◆ **AVAILABLE DATA**
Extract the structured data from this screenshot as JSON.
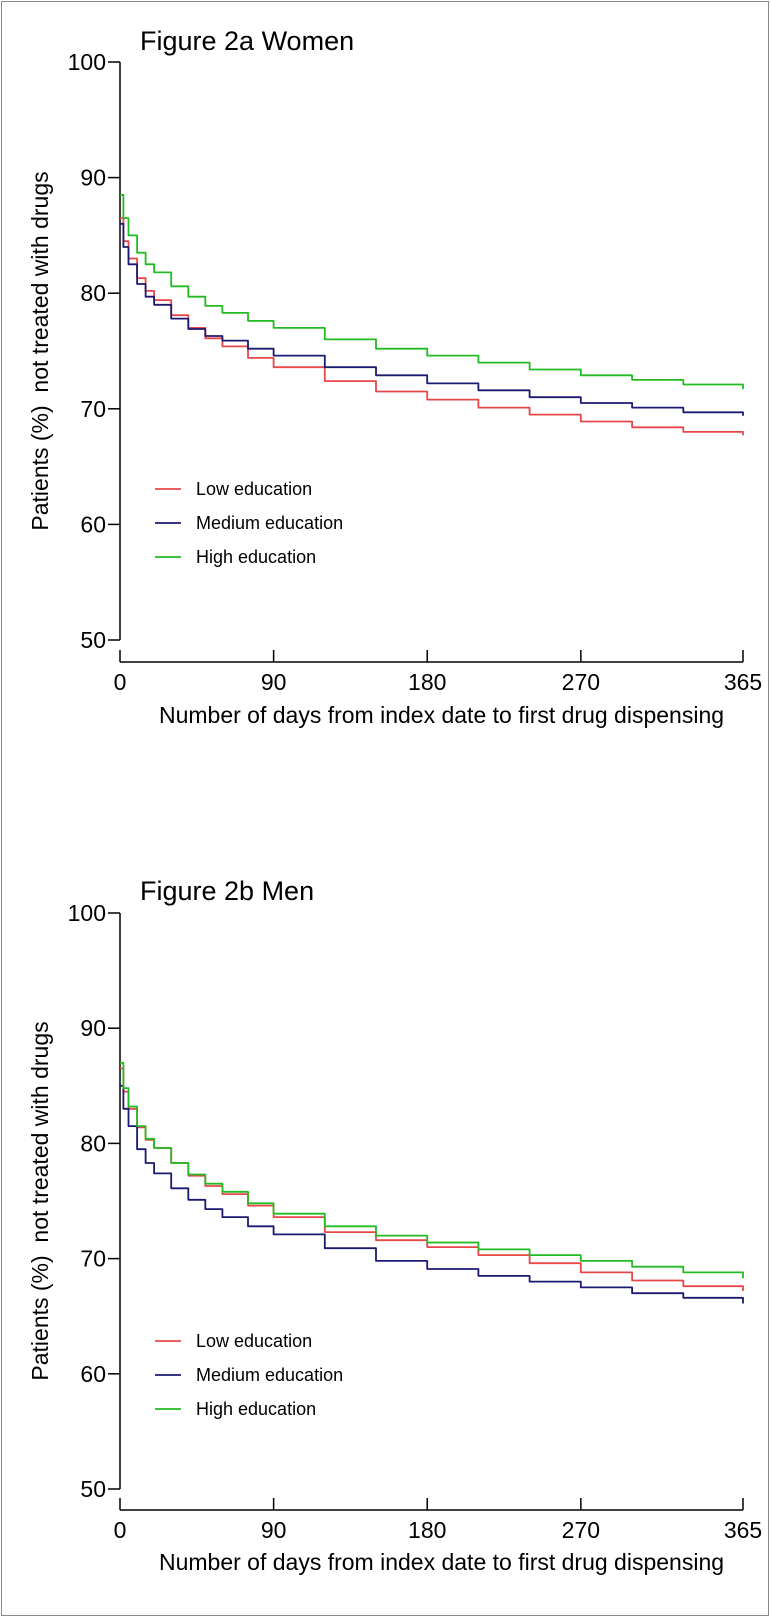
{
  "chart_data": [
    {
      "type": "line",
      "title": "Figure 2a Women",
      "xlabel": "Number of days from index date to first drug dispensing",
      "ylabel": "Patients (%)  not treated with drugs",
      "xlim": [
        0,
        365
      ],
      "ylim": [
        50,
        100
      ],
      "xticks": [
        "0",
        "90",
        "180",
        "270",
        "365"
      ],
      "yticks": [
        "50",
        "60",
        "70",
        "80",
        "90",
        "100"
      ],
      "legend_placement": "lower-left",
      "grid": false,
      "series": [
        {
          "name": "Low education",
          "color": "#e8474a",
          "x": [
            0,
            2,
            5,
            10,
            15,
            20,
            30,
            40,
            50,
            60,
            75,
            90,
            120,
            150,
            180,
            210,
            240,
            270,
            300,
            330,
            365
          ],
          "y": [
            86.5,
            84.5,
            83.0,
            81.3,
            80.2,
            79.4,
            78.1,
            77.0,
            76.1,
            75.4,
            74.4,
            73.6,
            72.4,
            71.5,
            70.8,
            70.1,
            69.5,
            68.9,
            68.4,
            68.0,
            67.7
          ]
        },
        {
          "name": "Medium education",
          "color": "#1a1a72",
          "x": [
            0,
            2,
            5,
            10,
            15,
            20,
            30,
            40,
            50,
            60,
            75,
            90,
            120,
            150,
            180,
            210,
            240,
            270,
            300,
            330,
            365
          ],
          "y": [
            86.0,
            84.0,
            82.5,
            80.8,
            79.7,
            79.0,
            77.8,
            76.9,
            76.3,
            75.9,
            75.2,
            74.6,
            73.6,
            72.9,
            72.2,
            71.6,
            71.0,
            70.5,
            70.1,
            69.7,
            69.4
          ]
        },
        {
          "name": "High education",
          "color": "#22bb22",
          "x": [
            0,
            2,
            5,
            10,
            15,
            20,
            30,
            40,
            50,
            60,
            75,
            90,
            120,
            150,
            180,
            210,
            240,
            270,
            300,
            330,
            365
          ],
          "y": [
            88.5,
            86.5,
            85.0,
            83.5,
            82.5,
            81.8,
            80.6,
            79.7,
            78.9,
            78.3,
            77.6,
            77.0,
            76.0,
            75.2,
            74.6,
            74.0,
            73.4,
            72.9,
            72.5,
            72.1,
            71.7
          ]
        }
      ]
    },
    {
      "type": "line",
      "title": "Figure 2b Men",
      "xlabel": "Number of days from index date to first drug dispensing",
      "ylabel": "Patients (%)  not treated with drugs",
      "xlim": [
        0,
        365
      ],
      "ylim": [
        50,
        100
      ],
      "xticks": [
        "0",
        "90",
        "180",
        "270",
        "365"
      ],
      "yticks": [
        "50",
        "60",
        "70",
        "80",
        "90",
        "100"
      ],
      "legend_placement": "lower-left",
      "grid": false,
      "series": [
        {
          "name": "Low education",
          "color": "#e8474a",
          "x": [
            0,
            2,
            5,
            10,
            15,
            20,
            30,
            40,
            50,
            60,
            75,
            90,
            120,
            150,
            180,
            210,
            240,
            270,
            300,
            330,
            365
          ],
          "y": [
            86.5,
            84.5,
            83.0,
            81.4,
            80.3,
            79.6,
            78.3,
            77.2,
            76.3,
            75.6,
            74.6,
            73.6,
            72.3,
            71.6,
            71.0,
            70.3,
            69.6,
            68.8,
            68.1,
            67.6,
            67.2
          ]
        },
        {
          "name": "Medium education",
          "color": "#1a1a72",
          "x": [
            0,
            2,
            5,
            10,
            15,
            20,
            30,
            40,
            50,
            60,
            75,
            90,
            120,
            150,
            180,
            210,
            240,
            270,
            300,
            330,
            365
          ],
          "y": [
            85.0,
            83.0,
            81.5,
            79.5,
            78.3,
            77.4,
            76.1,
            75.1,
            74.3,
            73.6,
            72.8,
            72.1,
            70.9,
            69.8,
            69.1,
            68.5,
            68.0,
            67.5,
            67.0,
            66.6,
            66.1
          ]
        },
        {
          "name": "High education",
          "color": "#22bb22",
          "x": [
            0,
            2,
            5,
            10,
            15,
            20,
            30,
            40,
            50,
            60,
            75,
            90,
            120,
            150,
            180,
            210,
            240,
            270,
            300,
            330,
            365
          ],
          "y": [
            87.0,
            84.8,
            83.2,
            81.5,
            80.4,
            79.6,
            78.3,
            77.3,
            76.5,
            75.8,
            74.8,
            73.9,
            72.8,
            72.0,
            71.4,
            70.8,
            70.3,
            69.8,
            69.3,
            68.8,
            68.3
          ]
        }
      ]
    }
  ]
}
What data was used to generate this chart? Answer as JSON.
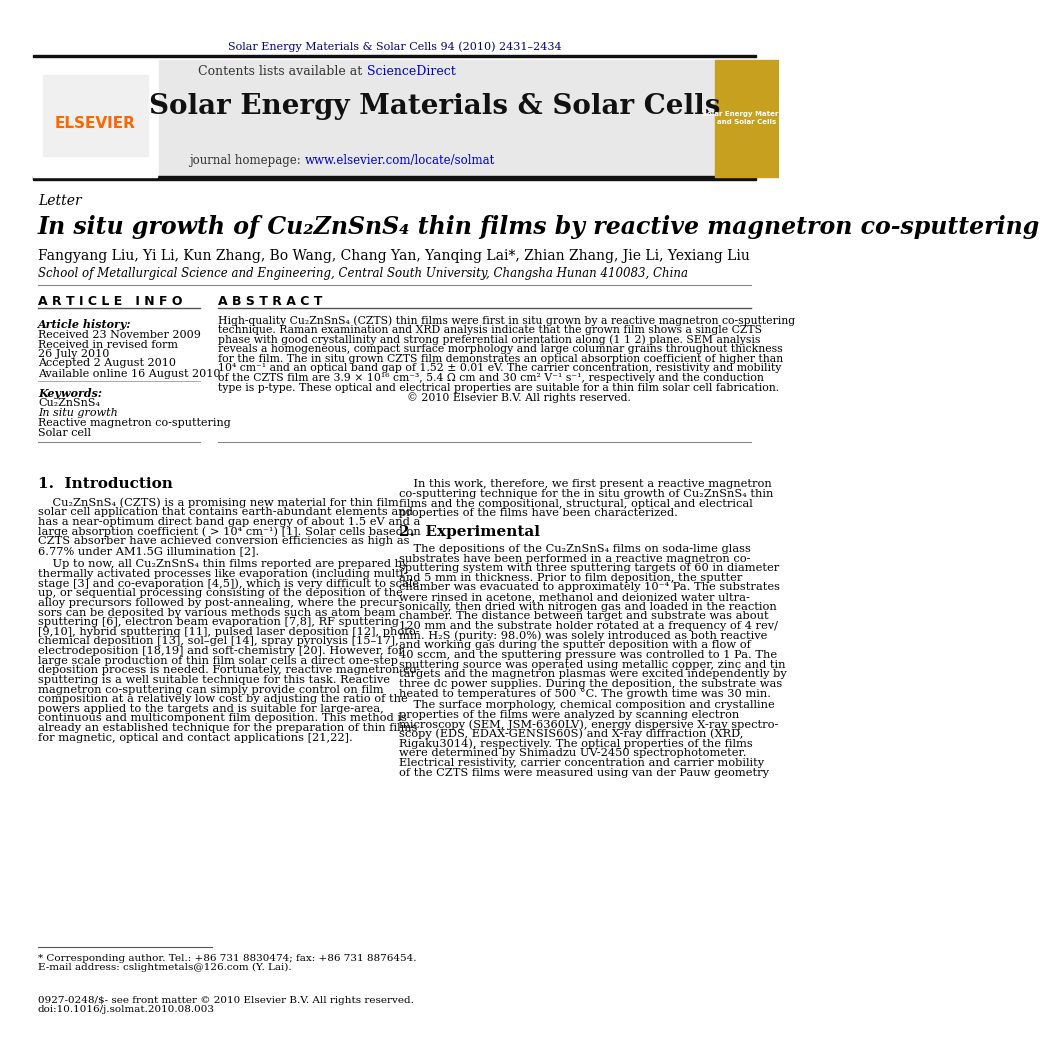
{
  "page_bg": "#ffffff",
  "top_journal_ref": "Solar Energy Materials & Solar Cells 94 (2010) 2431–2434",
  "top_journal_ref_color": "#00008B",
  "header_bg": "#e8e8e8",
  "journal_name": "Solar Energy Materials & Solar Cells",
  "journal_url_color": "#0000CD",
  "letter_label": "Letter",
  "article_title": "In situ growth of Cu₂ZnSnS₄ thin films by reactive magnetron co-sputtering",
  "authors": "Fangyang Liu, Yi Li, Kun Zhang, Bo Wang, Chang Yan, Yanqing Lai*, Zhian Zhang, Jie Li, Yexiang Liu",
  "affiliation": "School of Metallurgical Science and Engineering, Central South University, Changsha Hunan 410083, China",
  "article_info_header": "A R T I C L E   I N F O",
  "abstract_header": "A B S T R A C T",
  "article_history_label": "Article history:",
  "received": "Received 23 November 2009",
  "received_revised": "Received in revised form",
  "revised_date": "26 July 2010",
  "accepted": "Accepted 2 August 2010",
  "available": "Available online 16 August 2010",
  "keywords_label": "Keywords:",
  "keyword1": "Cu₂ZnSnS₄",
  "keyword2": "In situ growth",
  "keyword3": "Reactive magnetron co-sputtering",
  "keyword4": "Solar cell",
  "intro_header": "1.  Introduction",
  "experimental_header": "2.  Experimental",
  "elsevier_color": "#FF6600",
  "link_color": "#0000CD",
  "abstract_lines": [
    "High-quality Cu₂ZnSnS₄ (CZTS) thin films were first in situ grown by a reactive magnetron co-sputtering",
    "technique. Raman examination and XRD analysis indicate that the grown film shows a single CZTS",
    "phase with good crystallinity and strong preferential orientation along (1 1 2) plane. SEM analysis",
    "reveals a homogeneous, compact surface morphology and large columnar grains throughout thickness",
    "for the film. The in situ grown CZTS film demonstrates an optical absorption coefficient of higher than",
    "10⁴ cm⁻¹ and an optical band gap of 1.52 ± 0.01 eV. The carrier concentration, resistivity and mobility",
    "of the CZTS film are 3.9 × 10¹⁶ cm⁻³, 5.4 Ω cm and 30 cm² V⁻¹ s⁻¹, respectively and the conduction",
    "type is p-type. These optical and electrical properties are suitable for a thin film solar cell fabrication.",
    "                                                      © 2010 Elsevier B.V. All rights reserved."
  ],
  "intro1_lines": [
    "    Cu₂ZnSnS₄ (CZTS) is a promising new material for thin film",
    "solar cell application that contains earth-abundant elements and",
    "has a near-optimum direct band gap energy of about 1.5 eV and a",
    "large absorption coefficient ( > 10⁴ cm⁻¹) [1]. Solar cells based on",
    "CZTS absorber have achieved conversion efficiencies as high as",
    "6.77% under AM1.5G illumination [2]."
  ],
  "intro2_lines": [
    "    Up to now, all Cu₂ZnSnS₄ thin films reported are prepared by",
    "thermally activated processes like evaporation (including multi-",
    "stage [3] and co-evaporation [4,5]), which is very difficult to scale",
    "up, or sequential processing consisting of the deposition of the",
    "alloy precursors followed by post-annealing, where the precur-",
    "sors can be deposited by various methods such as atom beam",
    "sputtering [6], electron beam evaporation [7,8], RF sputtering",
    "[9,10], hybrid sputtering [11], pulsed laser deposition [12], photo-",
    "chemical deposition [13], sol–gel [14], spray pyrolysis [15–17],",
    "electrodeposition [18,19] and soft-chemistry [20]. However, for",
    "large scale production of thin film solar cells a direct one-step",
    "deposition process is needed. Fortunately, reactive magnetron co-",
    "sputtering is a well suitable technique for this task. Reactive",
    "magnetron co-sputtering can simply provide control on film",
    "composition at a relatively low cost by adjusting the ratio of the",
    "powers applied to the targets and is suitable for large-area,",
    "continuous and multicomponent film deposition. This method is",
    "already an established technique for the preparation of thin films",
    "for magnetic, optical and contact applications [21,22]."
  ],
  "right_intro_lines": [
    "    In this work, therefore, we first present a reactive magnetron",
    "co-sputtering technique for the in situ growth of Cu₂ZnSnS₄ thin",
    "films and the compositional, structural, optical and electrical",
    "properties of the films have been characterized."
  ],
  "exp_lines": [
    "    The depositions of the Cu₂ZnSnS₄ films on soda-lime glass",
    "substrates have been performed in a reactive magnetron co-",
    "sputtering system with three sputtering targets of 60 in diameter",
    "and 5 mm in thickness. Prior to film deposition, the sputter",
    "chamber was evacuated to approximately 10⁻⁴ Pa. The substrates",
    "were rinsed in acetone, methanol and deionized water ultra-",
    "sonically, then dried with nitrogen gas and loaded in the reaction",
    "chamber. The distance between target and substrate was about",
    "120 mm and the substrate holder rotated at a frequency of 4 rev/",
    "min. H₂S (purity: 98.0%) was solely introduced as both reactive",
    "and working gas during the sputter deposition with a flow of",
    "40 sccm, and the sputtering pressure was controlled to 1 Pa. The",
    "sputtering source was operated using metallic copper, zinc and tin",
    "targets and the magnetron plasmas were excited independently by",
    "three dc power supplies. During the deposition, the substrate was",
    "heated to temperatures of 500 °C. The growth time was 30 min."
  ],
  "surface_lines": [
    "    The surface morphology, chemical composition and crystalline",
    "properties of the films were analyzed by scanning electron",
    "microscopy (SEM, JSM-6360LV), energy dispersive X-ray spectro-",
    "scopy (EDS, EDAX-GENSIS60S) and X-ray diffraction (XRD,",
    "Rigaku3014), respectively. The optical properties of the films",
    "were determined by Shimadzu UV-2450 spectrophotometer.",
    "Electrical resistivity, carrier concentration and carrier mobility",
    "of the CZTS films were measured using van der Pauw geometry"
  ],
  "footnote_lines": [
    "* Corresponding author. Tel.: +86 731 8830474; fax: +86 731 8876454.",
    "E-mail address: cslightmetals@126.com (Y. Lai)."
  ],
  "copyright_lines": [
    "0927-0248/$- see front matter © 2010 Elsevier B.V. All rights reserved.",
    "doi:10.1016/j.solmat.2010.08.003"
  ]
}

◆ **WHAT TO WORK ON**
Only the lines holding "were" are wanted, so copy each of them from the material.

◆ **SOLUTION FOR THIS PROBLEM**
    "High-quality Cu₂ZnSnS₄ (CZTS) thin films were first in situ grown by a reactive magnetron co-sputtering",
    "were rinsed in acetone, methanol and deionized water ultra-",
    "targets and the magnetron plasmas were excited independently by",
    "properties of the films were analyzed by scanning electron",
    "were determined by Shimadzu UV-2450 spectrophotometer.",
    "of the CZTS films were measured using van der Pauw geometry"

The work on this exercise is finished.